◆ Request: What follows is a set of records; repeat all of them exactly.

○ ○ ○ ○

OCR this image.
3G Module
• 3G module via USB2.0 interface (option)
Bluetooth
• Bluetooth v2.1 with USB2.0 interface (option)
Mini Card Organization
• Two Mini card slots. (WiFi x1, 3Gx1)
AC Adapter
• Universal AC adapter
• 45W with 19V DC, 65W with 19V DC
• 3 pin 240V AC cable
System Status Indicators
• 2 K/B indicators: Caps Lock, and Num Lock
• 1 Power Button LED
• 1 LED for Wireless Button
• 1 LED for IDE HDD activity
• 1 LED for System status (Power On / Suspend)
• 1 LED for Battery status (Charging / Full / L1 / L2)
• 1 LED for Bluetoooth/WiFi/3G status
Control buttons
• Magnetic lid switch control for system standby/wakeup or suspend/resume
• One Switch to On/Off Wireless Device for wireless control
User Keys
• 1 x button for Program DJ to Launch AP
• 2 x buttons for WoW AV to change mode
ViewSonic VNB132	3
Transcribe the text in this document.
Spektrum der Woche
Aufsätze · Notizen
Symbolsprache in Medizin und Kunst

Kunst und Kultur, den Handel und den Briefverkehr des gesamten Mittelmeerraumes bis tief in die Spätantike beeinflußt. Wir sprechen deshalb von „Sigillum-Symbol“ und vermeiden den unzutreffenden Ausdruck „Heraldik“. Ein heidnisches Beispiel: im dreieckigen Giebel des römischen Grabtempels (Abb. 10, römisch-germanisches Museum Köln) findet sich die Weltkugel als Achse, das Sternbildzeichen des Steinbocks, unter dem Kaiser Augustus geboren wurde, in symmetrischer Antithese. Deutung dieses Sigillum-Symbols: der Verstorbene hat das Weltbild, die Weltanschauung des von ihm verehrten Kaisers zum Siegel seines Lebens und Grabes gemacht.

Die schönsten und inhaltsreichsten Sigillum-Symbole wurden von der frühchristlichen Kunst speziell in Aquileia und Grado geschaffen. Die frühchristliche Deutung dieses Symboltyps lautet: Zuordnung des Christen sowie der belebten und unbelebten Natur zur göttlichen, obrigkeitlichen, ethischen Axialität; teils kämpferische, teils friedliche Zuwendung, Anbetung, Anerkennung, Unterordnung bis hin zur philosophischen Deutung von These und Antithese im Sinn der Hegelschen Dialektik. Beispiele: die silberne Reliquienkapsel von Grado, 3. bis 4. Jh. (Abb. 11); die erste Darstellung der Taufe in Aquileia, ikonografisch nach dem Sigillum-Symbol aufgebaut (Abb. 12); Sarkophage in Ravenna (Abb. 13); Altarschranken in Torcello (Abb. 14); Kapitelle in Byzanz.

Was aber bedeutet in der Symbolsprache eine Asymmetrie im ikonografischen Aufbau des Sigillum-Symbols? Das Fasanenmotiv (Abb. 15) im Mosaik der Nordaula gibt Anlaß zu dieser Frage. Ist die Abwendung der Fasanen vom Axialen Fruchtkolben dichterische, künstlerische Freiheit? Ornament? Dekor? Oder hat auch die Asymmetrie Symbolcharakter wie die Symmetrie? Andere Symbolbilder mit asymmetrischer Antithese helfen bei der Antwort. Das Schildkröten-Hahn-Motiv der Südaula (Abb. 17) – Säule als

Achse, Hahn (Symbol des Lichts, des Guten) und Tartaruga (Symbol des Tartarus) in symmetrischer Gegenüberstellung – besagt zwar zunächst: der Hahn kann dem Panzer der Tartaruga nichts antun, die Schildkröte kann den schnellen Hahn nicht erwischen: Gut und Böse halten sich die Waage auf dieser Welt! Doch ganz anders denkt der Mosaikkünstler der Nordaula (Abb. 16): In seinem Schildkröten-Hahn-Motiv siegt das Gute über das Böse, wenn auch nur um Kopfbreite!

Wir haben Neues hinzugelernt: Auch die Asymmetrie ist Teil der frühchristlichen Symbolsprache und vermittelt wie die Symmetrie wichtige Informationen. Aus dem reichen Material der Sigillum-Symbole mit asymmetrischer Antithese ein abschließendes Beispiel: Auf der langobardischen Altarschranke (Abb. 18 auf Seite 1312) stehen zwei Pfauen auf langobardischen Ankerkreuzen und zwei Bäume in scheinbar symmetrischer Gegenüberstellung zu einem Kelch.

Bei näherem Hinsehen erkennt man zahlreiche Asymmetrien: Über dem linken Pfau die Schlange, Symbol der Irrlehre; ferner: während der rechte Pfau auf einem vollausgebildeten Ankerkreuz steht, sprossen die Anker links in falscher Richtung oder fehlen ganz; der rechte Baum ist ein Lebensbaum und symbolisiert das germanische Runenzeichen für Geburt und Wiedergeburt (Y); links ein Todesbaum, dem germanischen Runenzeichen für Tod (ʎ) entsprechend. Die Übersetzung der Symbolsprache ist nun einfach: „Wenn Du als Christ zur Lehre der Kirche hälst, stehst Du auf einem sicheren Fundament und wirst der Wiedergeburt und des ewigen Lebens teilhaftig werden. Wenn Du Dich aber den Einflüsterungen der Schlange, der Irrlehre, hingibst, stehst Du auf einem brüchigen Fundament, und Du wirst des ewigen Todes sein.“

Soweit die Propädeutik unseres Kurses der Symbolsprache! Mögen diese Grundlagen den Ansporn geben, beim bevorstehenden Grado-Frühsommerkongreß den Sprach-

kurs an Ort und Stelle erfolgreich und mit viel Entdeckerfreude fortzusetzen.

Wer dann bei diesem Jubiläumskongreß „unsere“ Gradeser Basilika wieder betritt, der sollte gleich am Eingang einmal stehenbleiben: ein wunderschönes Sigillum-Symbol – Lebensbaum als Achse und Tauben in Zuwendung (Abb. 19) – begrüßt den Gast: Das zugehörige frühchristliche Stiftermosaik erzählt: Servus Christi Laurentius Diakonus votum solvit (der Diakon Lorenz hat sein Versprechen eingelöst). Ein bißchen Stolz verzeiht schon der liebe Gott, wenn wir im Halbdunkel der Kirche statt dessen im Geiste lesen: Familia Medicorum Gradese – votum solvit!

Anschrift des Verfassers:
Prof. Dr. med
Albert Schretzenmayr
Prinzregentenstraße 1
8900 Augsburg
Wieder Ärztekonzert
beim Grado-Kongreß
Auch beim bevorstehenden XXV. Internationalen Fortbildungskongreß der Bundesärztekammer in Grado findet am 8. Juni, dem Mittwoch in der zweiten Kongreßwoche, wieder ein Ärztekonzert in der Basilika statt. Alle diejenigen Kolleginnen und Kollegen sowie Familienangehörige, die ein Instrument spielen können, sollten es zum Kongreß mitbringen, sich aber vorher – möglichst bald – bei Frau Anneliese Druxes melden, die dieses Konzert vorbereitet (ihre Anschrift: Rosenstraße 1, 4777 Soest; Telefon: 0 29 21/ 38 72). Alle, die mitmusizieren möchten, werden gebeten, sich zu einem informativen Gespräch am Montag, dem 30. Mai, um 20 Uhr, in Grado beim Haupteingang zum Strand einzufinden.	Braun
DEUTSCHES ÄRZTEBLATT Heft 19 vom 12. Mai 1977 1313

○ ○ ○ ○

◆ Solved problem:
OCR this image.
3G Module
• 3G module via USB2.0 interface (option)
Bluetooth
• Bluetooth v2.1 with USB2.0 interface (option)
Mini Card Organization
• Two Mini card slots. (WiFi x1, 3Gx1)
AC Adapter
• Universal AC adapter
• 45W with 19V DC, 65W with 19V DC
• 3 pin 240V AC cable
System Status Indicators
• 2 K/B indicators: Caps Lock, and Num Lock
• 1 Power Button LED
• 1 LED for Wireless Button
• 1 LED for IDE HDD activity
• 1 LED for System status (Power On / Suspend)
• 1 LED for Battery status (Charging / Full / L1 / L2)
• 1 LED for Bluetoooth/WiFi/3G status
Control buttons
• Magnetic lid switch control for system standby/wakeup or suspend/resume
• One Switch to On/Off Wireless Device for wireless control
User Keys
• 1 x button for Program DJ to Launch AP
• 2 x buttons for WoW AV to change mode
ViewSonic VNB132	3
Transcribe the text in this document.
Spektrum der Woche
Aufsätze · Notizen
Symbolsprache in Medizin und Kunst

Kunst und Kultur, den Handel und den Briefverkehr des gesamten Mittelmeerraumes bis tief in die Spätantike beeinflußt. Wir sprechen deshalb von „Sigillum-Symbol“ und vermeiden den unzutreffenden Ausdruck „Heraldik“. Ein heidnisches Beispiel: im dreieckigen Giebel des römischen Grabtempels (Abb. 10, römisch-germanisches Museum Köln) findet sich die Weltkugel als Achse, das Sternbildzeichen des Steinbocks, unter dem Kaiser Augustus geboren wurde, in symmetrischer Antithese. Deutung dieses Sigillum-Symbols: der Verstorbene hat das Weltbild, die Weltanschauung des von ihm verehrten Kaisers zum Siegel seines Lebens und Grabes gemacht.

Die schönsten und inhaltsreichsten Sigillum-Symbole wurden von der frühchristlichen Kunst speziell in Aquileia und Grado geschaffen. Die frühchristliche Deutung dieses Symboltyps lautet: Zuordnung des Christen sowie der belebten und unbelebten Natur zur göttlichen, obrigkeitlichen, ethischen Axialität; teils kämpferische, teils friedliche Zuwendung, Anbetung, Anerkennung, Unterordnung bis hin zur philosophischen Deutung von These und Antithese im Sinn der Hegelschen Dialektik. Beispiele: die silberne Reliquienkapsel von Grado, 3. bis 4. Jh. (Abb. 11); die erste Darstellung der Taufe in Aquileia, ikonografisch nach dem Sigillum-Symbol aufgebaut (Abb. 12); Sarkophage in Ravenna (Abb. 13); Altarschranken in Torcello (Abb. 14); Kapitelle in Byzanz.

Was aber bedeutet in der Symbolsprache eine Asymmetrie im ikonografischen Aufbau des Sigillum-Symbols? Das Fasanenmotiv (Abb. 15) im Mosaik der Nordaula gibt Anlaß zu dieser Frage. Ist die Abwendung der Fasanen vom Axialen Fruchtkolben dichterische, künstlerische Freiheit? Ornament? Dekor? Oder hat auch die Asymmetrie Symbolcharakter wie die Symmetrie? Andere Symbolbilder mit asymmetrischer Antithese helfen bei der Antwort. Das Schildkröten-Hahn-Motiv der Südaula (Abb. 17) – Säule als

Achse, Hahn (Symbol des Lichts, des Guten) und Tartaruga (Symbol des Tartarus) in symmetrischer Gegenüberstellung – besagt zwar zunächst: der Hahn kann dem Panzer der Tartaruga nichts antun, die Schildkröte kann den schnellen Hahn nicht erwischen: Gut und Böse halten sich die Waage auf dieser Welt! Doch ganz anders denkt der Mosaikkünstler der Nordaula (Abb. 16): In seinem Schildkröten-Hahn-Motiv siegt das Gute über das Böse, wenn auch nur um Kopfbreite!

Wir haben Neues hinzugelernt: Auch die Asymmetrie ist Teil der frühchristlichen Symbolsprache und vermittelt wie die Symmetrie wichtige Informationen. Aus dem reichen Material der Sigillum-Symbole mit asymmetrischer Antithese ein abschließendes Beispiel: Auf der langobardischen Altarschranke (Abb. 18 auf Seite 1312) stehen zwei Pfauen auf langobardischen Ankerkreuzen und zwei Bäume in scheinbar symmetrischer Gegenüberstellung zu einem Kelch.

Bei näherem Hinsehen erkennt man zahlreiche Asymmetrien: Über dem linken Pfau die Schlange, Symbol der Irrlehre; ferner: während der rechte Pfau auf einem vollausgebildeten Ankerkreuz steht, sprossen die Anker links in falscher Richtung oder fehlen ganz; der rechte Baum ist ein Lebensbaum und symbolisiert das germanische Runenzeichen für Geburt und Wiedergeburt (Y); links ein Todesbaum, dem germanischen Runenzeichen für Tod (ʎ) entsprechend. Die Übersetzung der Symbolsprache ist nun einfach: „Wenn Du als Christ zur Lehre der Kirche hälst, stehst Du auf einem sicheren Fundament und wirst der Wiedergeburt und des ewigen Lebens teilhaftig werden. Wenn Du Dich aber den Einflüsterungen der Schlange, der Irrlehre, hingibst, stehst Du auf einem brüchigen Fundament, und Du wirst des ewigen Todes sein.“

Soweit die Propädeutik unseres Kurses der Symbolsprache! Mögen diese Grundlagen den Ansporn geben, beim bevorstehenden Grado-Frühsommerkongreß den Sprach-

kurs an Ort und Stelle erfolgreich und mit viel Entdeckerfreude fortzusetzen.

Wer dann bei diesem Jubiläumskongreß „unsere“ Gradeser Basilika wieder betritt, der sollte gleich am Eingang einmal stehenbleiben: ein wunderschönes Sigillum-Symbol – Lebensbaum als Achse und Tauben in Zuwendung (Abb. 19) – begrüßt den Gast: Das zugehörige frühchristliche Stiftermosaik erzählt: Servus Christi Laurentius Diakonus votum solvit (der Diakon Lorenz hat sein Versprechen eingelöst). Ein bißchen Stolz verzeiht schon der liebe Gott, wenn wir im Halbdunkel der Kirche statt dessen im Geiste lesen: Familia Medicorum Gradese – votum solvit!

Anschrift des Verfassers:
Prof. Dr. med
Albert Schretzenmayr
Prinzregentenstraße 1
8900 Augsburg
Wieder Ärztekonzert
beim Grado-Kongreß
Auch beim bevorstehenden XXV. Internationalen Fortbildungskongreß der Bundesärztekammer in Grado findet am 8. Juni, dem Mittwoch in der zweiten Kongreßwoche, wieder ein Ärztekonzert in der Basilika statt. Alle diejenigen Kolleginnen und Kollegen sowie Familienangehörige, die ein Instrument spielen können, sollten es zum Kongreß mitbringen, sich aber vorher – möglichst bald – bei Frau Anneliese Druxes melden, die dieses Konzert vorbereitet (ihre Anschrift: Rosenstraße 1, 4777 Soest; Telefon: 0 29 21/ 38 72). Alle, die mitmusizieren möchten, werden gebeten, sich zu einem informativen Gespräch am Montag, dem 30. Mai, um 20 Uhr, in Grado beim Haupteingang zum Strand einzufinden.	Braun
DEUTSCHES ÄRZTEBLATT Heft 19 vom 12. Mai 1977 1313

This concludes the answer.